§ **SHORT PROBLEM**
Which lines of the records contain "должно"? Collect every one of them.

§ **PROVIDED DATA**

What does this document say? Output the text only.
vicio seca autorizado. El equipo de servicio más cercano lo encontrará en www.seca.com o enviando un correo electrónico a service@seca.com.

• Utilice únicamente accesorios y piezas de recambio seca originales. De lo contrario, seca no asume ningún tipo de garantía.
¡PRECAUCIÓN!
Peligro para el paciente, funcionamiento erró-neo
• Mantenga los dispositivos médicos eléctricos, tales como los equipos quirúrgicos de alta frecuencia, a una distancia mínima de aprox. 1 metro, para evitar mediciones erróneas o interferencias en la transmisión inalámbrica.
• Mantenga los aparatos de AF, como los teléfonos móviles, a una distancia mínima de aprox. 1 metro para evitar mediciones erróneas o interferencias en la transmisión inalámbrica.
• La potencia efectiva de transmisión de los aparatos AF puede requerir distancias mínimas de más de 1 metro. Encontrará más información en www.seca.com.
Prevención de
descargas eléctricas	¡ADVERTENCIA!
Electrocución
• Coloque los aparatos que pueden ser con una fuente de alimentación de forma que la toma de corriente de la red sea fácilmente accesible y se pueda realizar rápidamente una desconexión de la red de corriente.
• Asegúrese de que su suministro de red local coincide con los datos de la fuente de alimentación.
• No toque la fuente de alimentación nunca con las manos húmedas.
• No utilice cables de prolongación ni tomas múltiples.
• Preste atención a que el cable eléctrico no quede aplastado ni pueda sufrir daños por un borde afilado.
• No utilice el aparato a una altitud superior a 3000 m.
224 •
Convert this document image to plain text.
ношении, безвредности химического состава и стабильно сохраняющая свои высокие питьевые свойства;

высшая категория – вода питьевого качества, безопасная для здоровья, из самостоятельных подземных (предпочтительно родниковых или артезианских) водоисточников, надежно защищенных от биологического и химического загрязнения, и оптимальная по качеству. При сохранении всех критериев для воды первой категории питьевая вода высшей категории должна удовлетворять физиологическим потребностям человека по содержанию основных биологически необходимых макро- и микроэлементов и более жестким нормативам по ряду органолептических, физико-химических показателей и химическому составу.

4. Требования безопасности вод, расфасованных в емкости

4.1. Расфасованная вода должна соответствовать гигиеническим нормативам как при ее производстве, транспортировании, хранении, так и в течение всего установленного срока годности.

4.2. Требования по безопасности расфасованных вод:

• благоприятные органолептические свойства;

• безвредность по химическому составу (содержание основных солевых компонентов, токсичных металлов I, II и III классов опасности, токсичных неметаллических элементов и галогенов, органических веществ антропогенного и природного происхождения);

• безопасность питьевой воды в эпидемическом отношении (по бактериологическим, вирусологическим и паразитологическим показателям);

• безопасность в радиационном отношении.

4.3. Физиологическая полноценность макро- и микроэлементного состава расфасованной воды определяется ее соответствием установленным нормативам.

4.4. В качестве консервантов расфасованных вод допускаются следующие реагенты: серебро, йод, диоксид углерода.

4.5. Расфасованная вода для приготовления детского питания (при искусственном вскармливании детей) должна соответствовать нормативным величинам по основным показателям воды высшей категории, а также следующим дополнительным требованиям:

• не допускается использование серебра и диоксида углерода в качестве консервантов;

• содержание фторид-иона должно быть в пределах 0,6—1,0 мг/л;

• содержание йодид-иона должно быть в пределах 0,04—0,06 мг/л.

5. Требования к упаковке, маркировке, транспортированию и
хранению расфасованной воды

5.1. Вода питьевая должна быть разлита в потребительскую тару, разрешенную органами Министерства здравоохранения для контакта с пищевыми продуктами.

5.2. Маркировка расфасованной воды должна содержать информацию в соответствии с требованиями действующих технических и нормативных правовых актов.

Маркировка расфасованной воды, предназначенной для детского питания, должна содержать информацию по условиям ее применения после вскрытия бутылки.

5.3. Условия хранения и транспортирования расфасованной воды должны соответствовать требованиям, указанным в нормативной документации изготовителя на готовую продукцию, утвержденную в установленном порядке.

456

§ **THE RESULT**
• содержание фторид-иона должно быть в пределах 0,6—1,0 мг/л;
• содержание йодид-иона должно быть в пределах 0,04—0,06 мг/л.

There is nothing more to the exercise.